START Task material

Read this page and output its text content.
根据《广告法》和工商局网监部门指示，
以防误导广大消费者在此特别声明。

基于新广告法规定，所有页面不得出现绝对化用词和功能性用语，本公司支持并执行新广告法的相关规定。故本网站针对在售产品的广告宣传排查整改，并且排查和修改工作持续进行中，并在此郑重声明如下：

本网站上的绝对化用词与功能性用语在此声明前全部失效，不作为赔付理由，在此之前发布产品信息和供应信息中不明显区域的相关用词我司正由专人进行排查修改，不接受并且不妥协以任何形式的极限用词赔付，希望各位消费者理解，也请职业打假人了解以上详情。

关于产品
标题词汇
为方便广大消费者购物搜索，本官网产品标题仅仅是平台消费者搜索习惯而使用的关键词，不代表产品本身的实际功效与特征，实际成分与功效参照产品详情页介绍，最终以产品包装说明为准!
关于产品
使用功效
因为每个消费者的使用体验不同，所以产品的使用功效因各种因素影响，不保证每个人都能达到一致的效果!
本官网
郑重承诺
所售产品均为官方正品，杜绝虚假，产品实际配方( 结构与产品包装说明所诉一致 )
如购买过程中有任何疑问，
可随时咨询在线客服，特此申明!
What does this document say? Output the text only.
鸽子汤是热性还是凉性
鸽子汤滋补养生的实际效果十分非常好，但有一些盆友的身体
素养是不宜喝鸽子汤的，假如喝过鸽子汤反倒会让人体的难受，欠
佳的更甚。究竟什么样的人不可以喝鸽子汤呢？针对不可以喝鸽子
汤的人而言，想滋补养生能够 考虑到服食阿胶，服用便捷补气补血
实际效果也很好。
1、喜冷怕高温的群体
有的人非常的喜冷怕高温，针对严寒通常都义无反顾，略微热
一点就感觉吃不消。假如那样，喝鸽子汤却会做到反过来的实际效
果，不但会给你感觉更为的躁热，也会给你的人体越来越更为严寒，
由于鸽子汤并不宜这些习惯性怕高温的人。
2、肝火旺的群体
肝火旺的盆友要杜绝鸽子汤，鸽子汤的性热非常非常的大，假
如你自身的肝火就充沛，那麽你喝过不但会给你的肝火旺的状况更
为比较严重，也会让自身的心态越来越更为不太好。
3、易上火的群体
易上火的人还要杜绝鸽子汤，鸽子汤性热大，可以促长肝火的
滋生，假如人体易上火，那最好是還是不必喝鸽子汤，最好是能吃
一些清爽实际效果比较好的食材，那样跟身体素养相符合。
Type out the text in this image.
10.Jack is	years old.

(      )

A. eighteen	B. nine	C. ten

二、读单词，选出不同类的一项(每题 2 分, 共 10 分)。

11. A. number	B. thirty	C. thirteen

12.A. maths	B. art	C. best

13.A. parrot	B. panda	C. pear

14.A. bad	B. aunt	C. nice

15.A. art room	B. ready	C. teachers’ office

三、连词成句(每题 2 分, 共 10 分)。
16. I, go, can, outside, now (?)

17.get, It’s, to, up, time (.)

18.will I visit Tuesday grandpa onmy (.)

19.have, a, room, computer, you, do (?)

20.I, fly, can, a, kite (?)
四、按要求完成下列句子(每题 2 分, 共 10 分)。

END Task material

From the records above, work out how many lines contain the string "text". Give only the number.

3